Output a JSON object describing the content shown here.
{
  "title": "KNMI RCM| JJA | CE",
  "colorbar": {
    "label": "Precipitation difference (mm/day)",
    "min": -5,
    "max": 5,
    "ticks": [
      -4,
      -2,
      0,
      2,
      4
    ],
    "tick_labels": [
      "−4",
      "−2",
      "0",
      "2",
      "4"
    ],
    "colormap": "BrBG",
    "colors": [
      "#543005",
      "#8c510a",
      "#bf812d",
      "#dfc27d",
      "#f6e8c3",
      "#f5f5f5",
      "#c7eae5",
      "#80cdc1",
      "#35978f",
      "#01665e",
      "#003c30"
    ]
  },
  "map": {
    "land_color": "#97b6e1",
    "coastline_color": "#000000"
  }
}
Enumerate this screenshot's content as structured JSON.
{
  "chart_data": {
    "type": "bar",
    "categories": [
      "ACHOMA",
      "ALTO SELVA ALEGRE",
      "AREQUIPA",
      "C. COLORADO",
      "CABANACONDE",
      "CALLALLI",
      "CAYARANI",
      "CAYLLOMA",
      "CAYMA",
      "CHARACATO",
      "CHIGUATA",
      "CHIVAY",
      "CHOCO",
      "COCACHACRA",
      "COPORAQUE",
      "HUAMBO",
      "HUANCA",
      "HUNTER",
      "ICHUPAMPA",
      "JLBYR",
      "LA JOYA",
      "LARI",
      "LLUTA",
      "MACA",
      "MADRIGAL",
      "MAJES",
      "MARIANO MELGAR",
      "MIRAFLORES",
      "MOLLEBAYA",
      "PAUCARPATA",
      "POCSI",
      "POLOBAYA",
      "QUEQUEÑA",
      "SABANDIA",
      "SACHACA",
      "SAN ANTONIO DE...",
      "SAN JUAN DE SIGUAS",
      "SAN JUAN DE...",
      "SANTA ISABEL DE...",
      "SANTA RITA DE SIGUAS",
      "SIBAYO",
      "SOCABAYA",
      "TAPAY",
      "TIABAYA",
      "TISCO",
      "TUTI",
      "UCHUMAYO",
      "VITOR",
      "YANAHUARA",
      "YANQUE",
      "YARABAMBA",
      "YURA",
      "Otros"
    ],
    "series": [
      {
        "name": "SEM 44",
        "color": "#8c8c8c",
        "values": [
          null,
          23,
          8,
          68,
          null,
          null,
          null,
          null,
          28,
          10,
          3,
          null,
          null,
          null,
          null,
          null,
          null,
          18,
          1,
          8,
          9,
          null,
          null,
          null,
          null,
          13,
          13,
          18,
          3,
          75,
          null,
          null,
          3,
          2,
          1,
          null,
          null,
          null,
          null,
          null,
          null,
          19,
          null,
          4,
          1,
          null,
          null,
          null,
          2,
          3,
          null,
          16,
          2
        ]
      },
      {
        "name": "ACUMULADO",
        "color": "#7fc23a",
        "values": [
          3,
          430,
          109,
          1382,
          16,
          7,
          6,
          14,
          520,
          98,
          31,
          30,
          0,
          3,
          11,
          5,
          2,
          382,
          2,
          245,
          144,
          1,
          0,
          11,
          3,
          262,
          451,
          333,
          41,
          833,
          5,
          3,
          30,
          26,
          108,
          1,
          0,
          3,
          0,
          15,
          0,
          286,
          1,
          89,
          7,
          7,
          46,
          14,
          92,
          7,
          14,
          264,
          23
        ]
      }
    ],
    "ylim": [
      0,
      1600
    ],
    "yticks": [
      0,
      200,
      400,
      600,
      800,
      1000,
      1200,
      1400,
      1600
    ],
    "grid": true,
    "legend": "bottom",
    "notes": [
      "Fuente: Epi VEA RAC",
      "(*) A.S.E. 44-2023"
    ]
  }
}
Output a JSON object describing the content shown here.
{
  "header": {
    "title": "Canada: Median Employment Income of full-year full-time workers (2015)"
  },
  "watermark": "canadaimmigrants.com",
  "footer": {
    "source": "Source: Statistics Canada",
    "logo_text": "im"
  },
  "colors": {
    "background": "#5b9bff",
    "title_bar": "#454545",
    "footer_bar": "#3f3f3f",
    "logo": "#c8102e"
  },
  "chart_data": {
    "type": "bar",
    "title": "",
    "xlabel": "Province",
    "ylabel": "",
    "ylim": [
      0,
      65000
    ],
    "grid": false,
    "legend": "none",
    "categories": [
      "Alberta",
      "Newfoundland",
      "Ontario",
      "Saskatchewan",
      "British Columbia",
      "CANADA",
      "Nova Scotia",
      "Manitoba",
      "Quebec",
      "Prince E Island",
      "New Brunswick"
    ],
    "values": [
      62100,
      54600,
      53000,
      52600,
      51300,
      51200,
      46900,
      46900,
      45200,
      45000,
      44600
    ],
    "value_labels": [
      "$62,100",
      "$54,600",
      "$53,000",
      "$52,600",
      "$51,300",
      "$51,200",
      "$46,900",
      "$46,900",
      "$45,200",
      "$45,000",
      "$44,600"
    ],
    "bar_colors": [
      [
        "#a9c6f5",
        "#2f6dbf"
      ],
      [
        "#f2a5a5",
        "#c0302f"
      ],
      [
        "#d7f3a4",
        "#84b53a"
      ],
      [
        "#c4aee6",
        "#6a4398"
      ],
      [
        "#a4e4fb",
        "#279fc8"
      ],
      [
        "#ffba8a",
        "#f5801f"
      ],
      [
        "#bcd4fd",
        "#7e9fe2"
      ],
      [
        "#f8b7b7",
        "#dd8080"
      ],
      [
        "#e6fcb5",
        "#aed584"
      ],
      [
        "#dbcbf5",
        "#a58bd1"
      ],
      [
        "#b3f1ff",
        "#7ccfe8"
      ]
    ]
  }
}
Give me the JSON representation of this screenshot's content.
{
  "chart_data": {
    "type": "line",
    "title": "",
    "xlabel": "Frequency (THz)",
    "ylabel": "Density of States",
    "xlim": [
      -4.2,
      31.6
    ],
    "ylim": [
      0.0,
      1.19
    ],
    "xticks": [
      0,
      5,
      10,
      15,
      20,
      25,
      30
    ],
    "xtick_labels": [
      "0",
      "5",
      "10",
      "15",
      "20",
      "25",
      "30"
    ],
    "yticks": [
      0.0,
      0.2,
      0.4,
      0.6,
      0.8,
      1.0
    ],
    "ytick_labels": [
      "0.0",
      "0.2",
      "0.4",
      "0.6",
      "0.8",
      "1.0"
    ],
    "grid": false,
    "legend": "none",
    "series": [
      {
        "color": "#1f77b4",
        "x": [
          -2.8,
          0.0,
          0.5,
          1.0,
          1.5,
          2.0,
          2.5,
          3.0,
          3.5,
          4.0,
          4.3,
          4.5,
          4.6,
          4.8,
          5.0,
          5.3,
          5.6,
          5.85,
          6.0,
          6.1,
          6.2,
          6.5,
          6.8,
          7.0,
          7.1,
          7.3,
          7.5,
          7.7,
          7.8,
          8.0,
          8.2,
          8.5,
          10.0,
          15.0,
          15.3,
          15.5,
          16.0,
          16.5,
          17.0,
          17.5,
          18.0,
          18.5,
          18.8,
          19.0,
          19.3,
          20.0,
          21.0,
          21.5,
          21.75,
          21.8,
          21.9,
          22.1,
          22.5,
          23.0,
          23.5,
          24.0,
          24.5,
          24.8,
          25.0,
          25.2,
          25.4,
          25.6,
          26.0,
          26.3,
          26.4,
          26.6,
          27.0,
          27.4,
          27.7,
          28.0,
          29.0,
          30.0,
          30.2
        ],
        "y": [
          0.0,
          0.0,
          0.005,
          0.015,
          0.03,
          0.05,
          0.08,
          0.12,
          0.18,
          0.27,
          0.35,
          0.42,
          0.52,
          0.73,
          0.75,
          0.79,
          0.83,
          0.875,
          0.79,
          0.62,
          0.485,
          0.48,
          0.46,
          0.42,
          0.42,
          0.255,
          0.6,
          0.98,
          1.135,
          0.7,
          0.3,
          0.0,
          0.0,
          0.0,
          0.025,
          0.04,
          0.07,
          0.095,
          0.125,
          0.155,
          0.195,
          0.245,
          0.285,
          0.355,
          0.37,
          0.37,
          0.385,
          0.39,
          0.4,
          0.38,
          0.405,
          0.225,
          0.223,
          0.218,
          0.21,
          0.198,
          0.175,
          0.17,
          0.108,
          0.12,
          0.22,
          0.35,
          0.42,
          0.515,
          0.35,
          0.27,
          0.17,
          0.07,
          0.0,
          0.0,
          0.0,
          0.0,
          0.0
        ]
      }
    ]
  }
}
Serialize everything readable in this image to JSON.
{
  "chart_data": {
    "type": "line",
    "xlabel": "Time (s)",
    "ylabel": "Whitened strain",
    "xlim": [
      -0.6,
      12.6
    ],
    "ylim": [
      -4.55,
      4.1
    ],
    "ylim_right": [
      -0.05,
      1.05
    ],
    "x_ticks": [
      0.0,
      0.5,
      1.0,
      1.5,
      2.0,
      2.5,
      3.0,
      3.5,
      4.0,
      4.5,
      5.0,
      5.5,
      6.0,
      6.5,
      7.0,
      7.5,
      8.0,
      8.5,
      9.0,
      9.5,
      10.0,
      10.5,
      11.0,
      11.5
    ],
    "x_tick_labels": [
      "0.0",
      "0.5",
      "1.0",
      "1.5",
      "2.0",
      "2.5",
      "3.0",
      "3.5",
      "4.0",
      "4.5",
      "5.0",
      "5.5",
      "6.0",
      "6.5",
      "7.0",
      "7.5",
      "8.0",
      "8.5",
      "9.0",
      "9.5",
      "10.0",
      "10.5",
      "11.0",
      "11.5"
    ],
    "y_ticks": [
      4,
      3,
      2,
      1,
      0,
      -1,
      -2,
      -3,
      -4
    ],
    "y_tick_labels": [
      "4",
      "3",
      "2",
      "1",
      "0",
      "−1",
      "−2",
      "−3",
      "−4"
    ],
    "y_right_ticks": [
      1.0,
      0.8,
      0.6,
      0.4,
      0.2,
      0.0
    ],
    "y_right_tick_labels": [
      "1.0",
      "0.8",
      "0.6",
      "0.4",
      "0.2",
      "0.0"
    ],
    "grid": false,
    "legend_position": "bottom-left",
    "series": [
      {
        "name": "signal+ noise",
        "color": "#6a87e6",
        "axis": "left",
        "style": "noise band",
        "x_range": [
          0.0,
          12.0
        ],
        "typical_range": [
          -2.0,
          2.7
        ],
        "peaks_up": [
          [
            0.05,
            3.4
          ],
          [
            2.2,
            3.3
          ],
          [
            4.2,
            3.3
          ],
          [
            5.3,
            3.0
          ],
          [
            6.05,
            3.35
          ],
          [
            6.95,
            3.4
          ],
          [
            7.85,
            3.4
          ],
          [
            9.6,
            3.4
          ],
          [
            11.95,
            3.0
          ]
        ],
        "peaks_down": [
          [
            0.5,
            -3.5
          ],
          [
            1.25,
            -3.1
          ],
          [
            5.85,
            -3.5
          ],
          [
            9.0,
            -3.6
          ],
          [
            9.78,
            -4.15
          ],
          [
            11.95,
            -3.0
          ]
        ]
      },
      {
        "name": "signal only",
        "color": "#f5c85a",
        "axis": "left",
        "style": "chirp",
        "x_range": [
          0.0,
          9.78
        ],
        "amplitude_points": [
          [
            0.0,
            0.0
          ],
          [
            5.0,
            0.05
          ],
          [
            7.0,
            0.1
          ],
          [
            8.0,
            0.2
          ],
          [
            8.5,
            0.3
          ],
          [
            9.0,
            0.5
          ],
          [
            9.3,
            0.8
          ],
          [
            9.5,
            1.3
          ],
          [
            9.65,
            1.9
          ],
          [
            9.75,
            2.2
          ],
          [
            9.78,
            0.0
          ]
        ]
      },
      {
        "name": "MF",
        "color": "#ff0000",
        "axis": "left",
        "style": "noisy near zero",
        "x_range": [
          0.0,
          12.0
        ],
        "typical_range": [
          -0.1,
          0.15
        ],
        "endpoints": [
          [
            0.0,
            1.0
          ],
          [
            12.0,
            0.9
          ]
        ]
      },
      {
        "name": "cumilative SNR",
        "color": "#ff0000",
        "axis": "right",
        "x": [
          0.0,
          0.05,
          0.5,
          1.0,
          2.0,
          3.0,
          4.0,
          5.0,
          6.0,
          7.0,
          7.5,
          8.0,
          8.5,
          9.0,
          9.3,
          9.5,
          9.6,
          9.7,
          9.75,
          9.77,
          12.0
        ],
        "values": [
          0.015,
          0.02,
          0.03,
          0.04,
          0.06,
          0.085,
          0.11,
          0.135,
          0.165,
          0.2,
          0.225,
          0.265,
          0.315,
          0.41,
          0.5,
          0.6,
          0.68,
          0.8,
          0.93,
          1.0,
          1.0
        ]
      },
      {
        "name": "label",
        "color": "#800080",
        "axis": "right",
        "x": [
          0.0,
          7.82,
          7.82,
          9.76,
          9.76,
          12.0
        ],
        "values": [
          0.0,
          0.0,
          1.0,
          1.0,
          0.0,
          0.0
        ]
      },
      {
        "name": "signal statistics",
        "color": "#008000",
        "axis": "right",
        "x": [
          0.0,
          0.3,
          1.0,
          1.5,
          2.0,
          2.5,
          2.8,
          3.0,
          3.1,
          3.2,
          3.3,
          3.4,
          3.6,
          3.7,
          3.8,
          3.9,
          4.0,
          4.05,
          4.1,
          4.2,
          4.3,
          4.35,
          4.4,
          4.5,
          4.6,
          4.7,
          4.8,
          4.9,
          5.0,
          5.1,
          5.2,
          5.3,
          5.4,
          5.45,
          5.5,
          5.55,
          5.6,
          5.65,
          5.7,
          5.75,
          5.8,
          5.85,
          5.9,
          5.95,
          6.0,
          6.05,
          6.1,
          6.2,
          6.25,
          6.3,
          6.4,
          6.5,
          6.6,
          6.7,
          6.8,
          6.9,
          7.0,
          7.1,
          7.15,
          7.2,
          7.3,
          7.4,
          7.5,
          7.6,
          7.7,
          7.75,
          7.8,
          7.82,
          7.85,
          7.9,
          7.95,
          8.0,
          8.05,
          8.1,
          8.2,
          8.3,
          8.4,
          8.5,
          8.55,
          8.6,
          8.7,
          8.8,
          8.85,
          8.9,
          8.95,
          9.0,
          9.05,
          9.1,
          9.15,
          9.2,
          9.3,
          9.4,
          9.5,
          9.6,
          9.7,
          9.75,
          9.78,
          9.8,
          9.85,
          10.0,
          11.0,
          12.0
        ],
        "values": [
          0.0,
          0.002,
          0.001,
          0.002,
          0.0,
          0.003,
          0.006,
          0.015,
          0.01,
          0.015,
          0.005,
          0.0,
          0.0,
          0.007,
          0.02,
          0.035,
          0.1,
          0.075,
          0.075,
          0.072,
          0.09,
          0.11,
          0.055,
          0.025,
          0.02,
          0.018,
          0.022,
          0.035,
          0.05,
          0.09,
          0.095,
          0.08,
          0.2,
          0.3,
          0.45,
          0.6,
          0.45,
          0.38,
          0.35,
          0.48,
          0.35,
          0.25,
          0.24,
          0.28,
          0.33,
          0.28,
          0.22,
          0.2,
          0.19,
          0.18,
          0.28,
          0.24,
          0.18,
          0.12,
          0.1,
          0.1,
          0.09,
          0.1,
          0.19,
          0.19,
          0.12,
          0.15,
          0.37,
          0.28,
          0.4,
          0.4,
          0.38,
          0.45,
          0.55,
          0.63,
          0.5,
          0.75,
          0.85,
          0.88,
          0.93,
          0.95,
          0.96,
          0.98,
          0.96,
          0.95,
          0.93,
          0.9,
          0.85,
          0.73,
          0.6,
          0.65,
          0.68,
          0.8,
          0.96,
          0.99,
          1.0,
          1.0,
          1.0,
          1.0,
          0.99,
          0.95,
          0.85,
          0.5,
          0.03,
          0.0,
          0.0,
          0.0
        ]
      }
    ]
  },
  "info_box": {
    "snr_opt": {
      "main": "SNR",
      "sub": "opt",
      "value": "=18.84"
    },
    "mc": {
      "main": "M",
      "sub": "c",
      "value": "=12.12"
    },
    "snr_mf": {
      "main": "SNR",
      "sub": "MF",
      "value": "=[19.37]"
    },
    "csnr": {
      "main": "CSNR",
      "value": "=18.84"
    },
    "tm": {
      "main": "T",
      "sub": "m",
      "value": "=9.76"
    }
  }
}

▶ **Your task**
Gather up, from the records above, each line where the word "this" appears.

▶ **Reply to the task**
Enumerate this screenshot's content as structured JSON.
Give me the JSON representation of this screenshot's content.
Serialize everything readable in this image to JSON.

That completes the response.